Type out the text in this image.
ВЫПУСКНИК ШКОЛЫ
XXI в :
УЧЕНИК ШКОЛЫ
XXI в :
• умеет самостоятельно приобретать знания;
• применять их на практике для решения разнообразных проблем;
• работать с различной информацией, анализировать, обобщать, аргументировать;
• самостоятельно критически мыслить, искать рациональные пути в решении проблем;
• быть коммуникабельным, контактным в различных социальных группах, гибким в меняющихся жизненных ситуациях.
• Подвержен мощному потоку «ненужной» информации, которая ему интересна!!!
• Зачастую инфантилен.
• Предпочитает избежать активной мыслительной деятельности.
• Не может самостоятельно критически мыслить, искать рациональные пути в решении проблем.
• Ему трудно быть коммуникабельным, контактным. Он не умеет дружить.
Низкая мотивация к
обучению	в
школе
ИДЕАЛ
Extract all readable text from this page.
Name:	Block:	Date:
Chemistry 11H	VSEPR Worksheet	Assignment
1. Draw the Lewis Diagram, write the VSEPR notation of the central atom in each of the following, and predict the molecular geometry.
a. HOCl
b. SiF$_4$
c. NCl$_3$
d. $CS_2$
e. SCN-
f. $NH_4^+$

=-=-=-=-=

**Work to complete**
Print the material above once more, exactly.

**Answer to this problem**
Type out the text in this image.
ВЫПУСКНИК ШКОЛЫ
XXI в :
УЧЕНИК ШКОЛЫ
XXI в :
• умеет самостоятельно приобретать знания;
• применять их на практике для решения разнообразных проблем;
• работать с различной информацией, анализировать, обобщать, аргументировать;
• самостоятельно критически мыслить, искать рациональные пути в решении проблем;
• быть коммуникабельным, контактным в различных социальных группах, гибким в меняющихся жизненных ситуациях.
• Подвержен мощному потоку «ненужной» информации, которая ему интересна!!!
• Зачастую инфантилен.
• Предпочитает избежать активной мыслительной деятельности.
• Не может самостоятельно критически мыслить, искать рациональные пути в решении проблем.
• Ему трудно быть коммуникабельным, контактным. Он не умеет дружить.
Низкая мотивация к
обучению	в
школе
ИДЕАЛ
Extract all readable text from this page.
Name:	Block:	Date:
Chemistry 11H	VSEPR Worksheet	Assignment
1. Draw the Lewis Diagram, write the VSEPR notation of the central atom in each of the following, and predict the molecular geometry.
a. HOCl
b. SiF$_4$
c. NCl$_3$
d. $CS_2$
e. SCN-
f. $NH_4^+$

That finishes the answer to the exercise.